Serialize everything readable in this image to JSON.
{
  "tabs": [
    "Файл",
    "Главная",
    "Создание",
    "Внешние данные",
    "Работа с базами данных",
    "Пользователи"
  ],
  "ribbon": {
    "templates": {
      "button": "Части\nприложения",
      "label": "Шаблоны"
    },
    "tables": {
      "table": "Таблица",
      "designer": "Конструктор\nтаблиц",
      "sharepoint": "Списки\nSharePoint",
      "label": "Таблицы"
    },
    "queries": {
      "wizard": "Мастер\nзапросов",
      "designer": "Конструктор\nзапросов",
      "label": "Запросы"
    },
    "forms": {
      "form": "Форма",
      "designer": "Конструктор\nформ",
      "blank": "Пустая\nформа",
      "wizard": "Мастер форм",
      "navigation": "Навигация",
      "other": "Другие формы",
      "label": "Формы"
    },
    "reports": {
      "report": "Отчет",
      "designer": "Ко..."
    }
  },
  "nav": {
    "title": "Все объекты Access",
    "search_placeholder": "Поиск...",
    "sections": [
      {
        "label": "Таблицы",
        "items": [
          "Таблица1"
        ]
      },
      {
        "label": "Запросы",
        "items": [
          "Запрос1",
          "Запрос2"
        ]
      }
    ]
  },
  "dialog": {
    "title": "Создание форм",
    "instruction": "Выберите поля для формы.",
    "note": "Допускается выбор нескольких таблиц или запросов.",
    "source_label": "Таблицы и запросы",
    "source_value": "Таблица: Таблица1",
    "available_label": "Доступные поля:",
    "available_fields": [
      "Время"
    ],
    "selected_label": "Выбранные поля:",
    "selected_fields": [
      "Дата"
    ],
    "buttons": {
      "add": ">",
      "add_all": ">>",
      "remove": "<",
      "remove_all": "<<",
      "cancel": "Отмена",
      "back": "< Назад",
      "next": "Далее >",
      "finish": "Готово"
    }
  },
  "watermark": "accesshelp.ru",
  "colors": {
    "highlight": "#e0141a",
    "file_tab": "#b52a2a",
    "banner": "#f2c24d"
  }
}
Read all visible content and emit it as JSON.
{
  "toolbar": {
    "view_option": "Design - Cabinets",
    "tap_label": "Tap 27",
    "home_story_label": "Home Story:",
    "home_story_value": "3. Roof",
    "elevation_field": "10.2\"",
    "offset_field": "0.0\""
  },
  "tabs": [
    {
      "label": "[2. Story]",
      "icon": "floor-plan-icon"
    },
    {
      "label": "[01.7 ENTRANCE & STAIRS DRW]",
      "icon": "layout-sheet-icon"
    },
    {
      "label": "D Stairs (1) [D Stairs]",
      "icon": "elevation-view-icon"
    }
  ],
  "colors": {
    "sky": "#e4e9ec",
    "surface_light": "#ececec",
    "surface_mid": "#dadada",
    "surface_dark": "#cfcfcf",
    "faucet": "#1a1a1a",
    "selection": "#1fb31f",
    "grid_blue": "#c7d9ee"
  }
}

* * *

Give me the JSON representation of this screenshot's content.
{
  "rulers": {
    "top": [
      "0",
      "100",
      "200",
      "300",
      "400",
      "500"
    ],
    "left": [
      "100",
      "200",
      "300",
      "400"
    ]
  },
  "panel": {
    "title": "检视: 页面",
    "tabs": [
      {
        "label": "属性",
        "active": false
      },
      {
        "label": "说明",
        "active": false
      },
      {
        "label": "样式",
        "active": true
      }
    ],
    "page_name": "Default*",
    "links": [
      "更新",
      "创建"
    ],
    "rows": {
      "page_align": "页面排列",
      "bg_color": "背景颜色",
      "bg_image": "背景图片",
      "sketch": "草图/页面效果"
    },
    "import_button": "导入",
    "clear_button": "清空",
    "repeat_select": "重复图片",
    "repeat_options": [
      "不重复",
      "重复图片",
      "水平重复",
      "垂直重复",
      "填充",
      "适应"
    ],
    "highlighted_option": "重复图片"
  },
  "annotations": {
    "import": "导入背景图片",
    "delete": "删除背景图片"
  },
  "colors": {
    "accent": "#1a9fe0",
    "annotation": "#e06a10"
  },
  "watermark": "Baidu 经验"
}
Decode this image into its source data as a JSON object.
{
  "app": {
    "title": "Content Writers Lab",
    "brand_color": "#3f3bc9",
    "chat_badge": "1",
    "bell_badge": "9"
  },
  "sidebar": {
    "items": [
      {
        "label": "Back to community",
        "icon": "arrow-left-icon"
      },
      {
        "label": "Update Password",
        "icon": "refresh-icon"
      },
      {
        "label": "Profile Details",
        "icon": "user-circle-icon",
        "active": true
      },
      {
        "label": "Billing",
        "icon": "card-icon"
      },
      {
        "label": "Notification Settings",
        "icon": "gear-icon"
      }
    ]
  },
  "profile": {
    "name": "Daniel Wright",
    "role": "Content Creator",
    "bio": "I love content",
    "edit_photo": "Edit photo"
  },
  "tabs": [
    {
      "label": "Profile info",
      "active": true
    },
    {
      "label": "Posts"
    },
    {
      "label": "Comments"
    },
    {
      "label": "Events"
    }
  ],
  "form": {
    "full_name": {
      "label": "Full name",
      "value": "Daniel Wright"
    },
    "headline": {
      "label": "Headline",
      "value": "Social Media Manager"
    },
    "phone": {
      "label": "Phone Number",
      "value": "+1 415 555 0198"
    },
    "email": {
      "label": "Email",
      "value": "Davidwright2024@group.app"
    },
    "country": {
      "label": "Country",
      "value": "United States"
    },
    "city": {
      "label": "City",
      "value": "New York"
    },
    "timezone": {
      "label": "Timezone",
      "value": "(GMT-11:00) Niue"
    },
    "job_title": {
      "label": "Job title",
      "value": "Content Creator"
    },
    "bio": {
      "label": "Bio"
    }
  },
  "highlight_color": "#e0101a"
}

* Your goal:
Take every line containing the word "designer" and copy it.

* Output of the exercise:
      "designer": "Конструктор\nтаблиц",
      "designer": "Конструктор\nзапросов",
      "designer": "Конструктор\nформ",
      "designer": "Ко..."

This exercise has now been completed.